=== SET PROBLEM ===
Your task is to write out the complete listing exactly as it is shown.

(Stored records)
[start]

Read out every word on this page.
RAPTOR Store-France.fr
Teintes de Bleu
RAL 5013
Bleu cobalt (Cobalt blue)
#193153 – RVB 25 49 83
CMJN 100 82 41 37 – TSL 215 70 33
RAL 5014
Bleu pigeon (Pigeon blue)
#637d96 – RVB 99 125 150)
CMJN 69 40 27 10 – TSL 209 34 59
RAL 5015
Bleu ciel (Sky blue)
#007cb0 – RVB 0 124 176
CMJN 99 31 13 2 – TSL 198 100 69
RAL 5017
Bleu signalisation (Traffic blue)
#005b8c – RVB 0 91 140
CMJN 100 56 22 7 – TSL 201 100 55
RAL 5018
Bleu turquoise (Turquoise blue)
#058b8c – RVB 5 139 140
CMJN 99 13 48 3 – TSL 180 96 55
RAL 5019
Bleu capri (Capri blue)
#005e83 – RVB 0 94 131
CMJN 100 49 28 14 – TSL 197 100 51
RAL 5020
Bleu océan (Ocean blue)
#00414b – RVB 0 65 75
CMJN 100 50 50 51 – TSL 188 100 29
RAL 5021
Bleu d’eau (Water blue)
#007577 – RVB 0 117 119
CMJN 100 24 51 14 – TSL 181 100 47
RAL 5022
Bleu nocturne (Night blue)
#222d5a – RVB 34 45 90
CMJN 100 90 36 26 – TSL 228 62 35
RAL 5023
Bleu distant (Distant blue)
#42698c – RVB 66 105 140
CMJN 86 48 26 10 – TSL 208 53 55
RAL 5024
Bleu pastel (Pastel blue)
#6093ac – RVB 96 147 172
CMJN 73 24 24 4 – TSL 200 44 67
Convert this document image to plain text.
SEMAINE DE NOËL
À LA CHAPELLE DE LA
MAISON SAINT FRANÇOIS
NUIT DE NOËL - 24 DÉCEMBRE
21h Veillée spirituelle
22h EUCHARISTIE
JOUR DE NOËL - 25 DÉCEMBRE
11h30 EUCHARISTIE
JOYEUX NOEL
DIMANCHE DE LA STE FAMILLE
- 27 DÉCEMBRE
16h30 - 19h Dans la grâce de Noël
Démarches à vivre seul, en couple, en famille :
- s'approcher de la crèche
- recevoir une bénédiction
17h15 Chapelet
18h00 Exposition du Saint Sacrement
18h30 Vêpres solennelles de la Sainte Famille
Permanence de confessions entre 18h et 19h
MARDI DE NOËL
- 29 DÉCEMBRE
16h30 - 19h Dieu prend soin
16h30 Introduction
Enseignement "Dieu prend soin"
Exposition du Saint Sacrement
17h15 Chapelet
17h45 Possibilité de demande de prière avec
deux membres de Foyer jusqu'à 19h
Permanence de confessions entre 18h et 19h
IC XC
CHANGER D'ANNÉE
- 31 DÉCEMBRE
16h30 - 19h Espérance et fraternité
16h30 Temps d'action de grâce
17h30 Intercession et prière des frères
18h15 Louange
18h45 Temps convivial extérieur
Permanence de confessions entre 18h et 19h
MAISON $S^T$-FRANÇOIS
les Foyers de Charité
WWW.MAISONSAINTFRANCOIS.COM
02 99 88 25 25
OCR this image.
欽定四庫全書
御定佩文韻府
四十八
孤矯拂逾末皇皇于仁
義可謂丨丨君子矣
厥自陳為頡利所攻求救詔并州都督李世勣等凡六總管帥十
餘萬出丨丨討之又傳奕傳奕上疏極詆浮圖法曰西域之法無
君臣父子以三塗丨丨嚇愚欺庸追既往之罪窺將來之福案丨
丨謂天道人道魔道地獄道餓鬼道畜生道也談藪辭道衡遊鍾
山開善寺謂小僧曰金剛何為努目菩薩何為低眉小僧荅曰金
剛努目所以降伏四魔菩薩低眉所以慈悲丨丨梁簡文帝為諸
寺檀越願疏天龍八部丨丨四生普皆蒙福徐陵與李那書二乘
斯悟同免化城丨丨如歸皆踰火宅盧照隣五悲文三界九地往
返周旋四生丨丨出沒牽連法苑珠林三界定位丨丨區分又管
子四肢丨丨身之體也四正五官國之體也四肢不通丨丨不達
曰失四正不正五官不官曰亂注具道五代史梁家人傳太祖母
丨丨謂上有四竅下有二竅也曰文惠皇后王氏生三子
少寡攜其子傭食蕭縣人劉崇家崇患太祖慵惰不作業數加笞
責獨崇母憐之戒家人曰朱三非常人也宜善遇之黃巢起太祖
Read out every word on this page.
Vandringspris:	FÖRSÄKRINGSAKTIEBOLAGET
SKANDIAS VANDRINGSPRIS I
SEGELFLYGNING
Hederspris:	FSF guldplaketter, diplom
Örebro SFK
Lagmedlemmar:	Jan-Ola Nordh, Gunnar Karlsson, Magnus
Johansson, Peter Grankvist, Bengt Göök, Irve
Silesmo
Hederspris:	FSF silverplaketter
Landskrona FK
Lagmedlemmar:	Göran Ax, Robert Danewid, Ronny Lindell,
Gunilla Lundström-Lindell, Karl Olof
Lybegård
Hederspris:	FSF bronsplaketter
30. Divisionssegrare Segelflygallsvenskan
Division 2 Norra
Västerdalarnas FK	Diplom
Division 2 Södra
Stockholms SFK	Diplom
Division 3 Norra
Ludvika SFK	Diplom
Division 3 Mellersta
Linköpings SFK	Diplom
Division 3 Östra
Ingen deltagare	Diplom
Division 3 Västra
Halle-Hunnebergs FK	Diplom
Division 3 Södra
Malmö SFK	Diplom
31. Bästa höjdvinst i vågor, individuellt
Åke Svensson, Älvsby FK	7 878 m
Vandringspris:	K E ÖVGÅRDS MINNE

[end]

=== OUTPUT ===
Read out every word on this page.
RAPTOR Store-France.fr
Teintes de Bleu
RAL 5013
Bleu cobalt (Cobalt blue)
#193153 – RVB 25 49 83
CMJN 100 82 41 37 – TSL 215 70 33
RAL 5014
Bleu pigeon (Pigeon blue)
#637d96 – RVB 99 125 150)
CMJN 69 40 27 10 – TSL 209 34 59
RAL 5015
Bleu ciel (Sky blue)
#007cb0 – RVB 0 124 176
CMJN 99 31 13 2 – TSL 198 100 69
RAL 5017
Bleu signalisation (Traffic blue)
#005b8c – RVB 0 91 140
CMJN 100 56 22 7 – TSL 201 100 55
RAL 5018
Bleu turquoise (Turquoise blue)
#058b8c – RVB 5 139 140
CMJN 99 13 48 3 – TSL 180 96 55
RAL 5019
Bleu capri (Capri blue)
#005e83 – RVB 0 94 131
CMJN 100 49 28 14 – TSL 197 100 51
RAL 5020
Bleu océan (Ocean blue)
#00414b – RVB 0 65 75
CMJN 100 50 50 51 – TSL 188 100 29
RAL 5021
Bleu d’eau (Water blue)
#007577 – RVB 0 117 119
CMJN 100 24 51 14 – TSL 181 100 47
RAL 5022
Bleu nocturne (Night blue)
#222d5a – RVB 34 45 90
CMJN 100 90 36 26 – TSL 228 62 35
RAL 5023
Bleu distant (Distant blue)
#42698c – RVB 66 105 140
CMJN 86 48 26 10 – TSL 208 53 55
RAL 5024
Bleu pastel (Pastel blue)
#6093ac – RVB 96 147 172
CMJN 73 24 24 4 – TSL 200 44 67
Convert this document image to plain text.
SEMAINE DE NOËL
À LA CHAPELLE DE LA
MAISON SAINT FRANÇOIS
NUIT DE NOËL - 24 DÉCEMBRE
21h Veillée spirituelle
22h EUCHARISTIE
JOUR DE NOËL - 25 DÉCEMBRE
11h30 EUCHARISTIE
JOYEUX NOEL
DIMANCHE DE LA STE FAMILLE
- 27 DÉCEMBRE
16h30 - 19h Dans la grâce de Noël
Démarches à vivre seul, en couple, en famille :
- s'approcher de la crèche
- recevoir une bénédiction
17h15 Chapelet
18h00 Exposition du Saint Sacrement
18h30 Vêpres solennelles de la Sainte Famille
Permanence de confessions entre 18h et 19h
MARDI DE NOËL
- 29 DÉCEMBRE
16h30 - 19h Dieu prend soin
16h30 Introduction
Enseignement "Dieu prend soin"
Exposition du Saint Sacrement
17h15 Chapelet
17h45 Possibilité de demande de prière avec
deux membres de Foyer jusqu'à 19h
Permanence de confessions entre 18h et 19h
IC XC
CHANGER D'ANNÉE
- 31 DÉCEMBRE
16h30 - 19h Espérance et fraternité
16h30 Temps d'action de grâce
17h30 Intercession et prière des frères
18h15 Louange
18h45 Temps convivial extérieur
Permanence de confessions entre 18h et 19h
MAISON $S^T$-FRANÇOIS
les Foyers de Charité
WWW.MAISONSAINTFRANCOIS.COM
02 99 88 25 25
OCR this image.
欽定四庫全書
御定佩文韻府
四十八
孤矯拂逾末皇皇于仁
義可謂丨丨君子矣
厥自陳為頡利所攻求救詔并州都督李世勣等凡六總管帥十
餘萬出丨丨討之又傳奕傳奕上疏極詆浮圖法曰西域之法無
君臣父子以三塗丨丨嚇愚欺庸追既往之罪窺將來之福案丨
丨謂天道人道魔道地獄道餓鬼道畜生道也談藪辭道衡遊鍾
山開善寺謂小僧曰金剛何為努目菩薩何為低眉小僧荅曰金
剛努目所以降伏四魔菩薩低眉所以慈悲丨丨梁簡文帝為諸
寺檀越願疏天龍八部丨丨四生普皆蒙福徐陵與李那書二乘
斯悟同免化城丨丨如歸皆踰火宅盧照隣五悲文三界九地往
返周旋四生丨丨出沒牽連法苑珠林三界定位丨丨區分又管
子四肢丨丨身之體也四正五官國之體也四肢不通丨丨不達
曰失四正不正五官不官曰亂注具道五代史梁家人傳太祖母
丨丨謂上有四竅下有二竅也曰文惠皇后王氏生三子
少寡攜其子傭食蕭縣人劉崇家崇患太祖慵惰不作業數加笞
責獨崇母憐之戒家人曰朱三非常人也宜善遇之黃巢起太祖
Read out every word on this page.
Vandringspris:	FÖRSÄKRINGSAKTIEBOLAGET
SKANDIAS VANDRINGSPRIS I
SEGELFLYGNING
Hederspris:	FSF guldplaketter, diplom
Örebro SFK
Lagmedlemmar:	Jan-Ola Nordh, Gunnar Karlsson, Magnus
Johansson, Peter Grankvist, Bengt Göök, Irve
Silesmo
Hederspris:	FSF silverplaketter
Landskrona FK
Lagmedlemmar:	Göran Ax, Robert Danewid, Ronny Lindell,
Gunilla Lundström-Lindell, Karl Olof
Lybegård
Hederspris:	FSF bronsplaketter
30. Divisionssegrare Segelflygallsvenskan
Division 2 Norra
Västerdalarnas FK	Diplom
Division 2 Södra
Stockholms SFK	Diplom
Division 3 Norra
Ludvika SFK	Diplom
Division 3 Mellersta
Linköpings SFK	Diplom
Division 3 Östra
Ingen deltagare	Diplom
Division 3 Västra
Halle-Hunnebergs FK	Diplom
Division 3 Södra
Malmö SFK	Diplom
31. Bästa höjdvinst i vågor, individuellt
Åke Svensson, Älvsby FK	7 878 m
Vandringspris:	K E ÖVGÅRDS MINNE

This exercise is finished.